— REQUIREMENT —
Reproduce the records verbatim, from the first line through the line that contains "center-select-key-icon: OK <box>81 224", with both ends included.

— DATASET ROWS —

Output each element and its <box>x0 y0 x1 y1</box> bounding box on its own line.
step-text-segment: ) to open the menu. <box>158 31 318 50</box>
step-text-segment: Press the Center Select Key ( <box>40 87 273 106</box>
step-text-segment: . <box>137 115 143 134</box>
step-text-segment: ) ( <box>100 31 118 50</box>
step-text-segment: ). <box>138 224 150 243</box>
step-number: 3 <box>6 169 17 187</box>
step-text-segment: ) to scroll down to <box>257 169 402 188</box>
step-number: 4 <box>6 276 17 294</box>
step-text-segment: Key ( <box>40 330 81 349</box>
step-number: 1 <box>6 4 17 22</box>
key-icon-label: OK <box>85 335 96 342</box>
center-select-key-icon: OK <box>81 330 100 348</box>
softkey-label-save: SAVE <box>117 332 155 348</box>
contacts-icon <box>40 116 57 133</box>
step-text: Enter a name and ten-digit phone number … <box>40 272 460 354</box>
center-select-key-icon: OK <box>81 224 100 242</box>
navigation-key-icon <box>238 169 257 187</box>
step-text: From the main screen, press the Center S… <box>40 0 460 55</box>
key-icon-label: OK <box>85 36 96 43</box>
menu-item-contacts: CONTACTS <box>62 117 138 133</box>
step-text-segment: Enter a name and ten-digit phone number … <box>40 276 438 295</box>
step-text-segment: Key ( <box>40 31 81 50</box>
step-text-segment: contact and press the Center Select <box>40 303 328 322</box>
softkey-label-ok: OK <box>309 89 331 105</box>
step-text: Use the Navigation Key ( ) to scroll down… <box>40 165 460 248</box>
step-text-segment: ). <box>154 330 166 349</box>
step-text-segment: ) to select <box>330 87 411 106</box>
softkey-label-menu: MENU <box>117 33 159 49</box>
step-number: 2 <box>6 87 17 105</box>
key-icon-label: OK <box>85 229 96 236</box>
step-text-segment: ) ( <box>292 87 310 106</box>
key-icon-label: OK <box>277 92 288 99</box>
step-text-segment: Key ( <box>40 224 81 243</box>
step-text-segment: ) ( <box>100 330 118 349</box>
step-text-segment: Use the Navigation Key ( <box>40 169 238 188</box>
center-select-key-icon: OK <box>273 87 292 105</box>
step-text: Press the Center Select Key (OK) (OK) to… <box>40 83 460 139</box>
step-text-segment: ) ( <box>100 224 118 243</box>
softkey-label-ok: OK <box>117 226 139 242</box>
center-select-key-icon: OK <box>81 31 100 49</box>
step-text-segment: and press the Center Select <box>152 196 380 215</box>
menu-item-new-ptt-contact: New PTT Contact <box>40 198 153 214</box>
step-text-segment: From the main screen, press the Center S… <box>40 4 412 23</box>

— SOLVED PROBLEM —
Output each element and its <box>x0 y0 x1 y1</box> bounding box on its own line.
step-text-segment: ) to open the menu. <box>158 31 318 50</box>
step-text-segment: Press the Center Select Key ( <box>40 87 273 106</box>
step-text-segment: . <box>137 115 143 134</box>
step-text-segment: ) ( <box>100 31 118 50</box>
step-text-segment: ). <box>138 224 150 243</box>
step-number: 3 <box>6 169 17 187</box>
step-text-segment: ) to scroll down to <box>257 169 402 188</box>
step-number: 4 <box>6 276 17 294</box>
step-text-segment: Key ( <box>40 330 81 349</box>
step-number: 1 <box>6 4 17 22</box>
key-icon-label: OK <box>85 335 96 342</box>
center-select-key-icon: OK <box>81 330 100 348</box>
softkey-label-save: SAVE <box>117 332 155 348</box>
contacts-icon <box>40 116 57 133</box>
step-text: Enter a name and ten-digit phone number … <box>40 272 460 354</box>
center-select-key-icon: OK <box>81 224 100 242</box>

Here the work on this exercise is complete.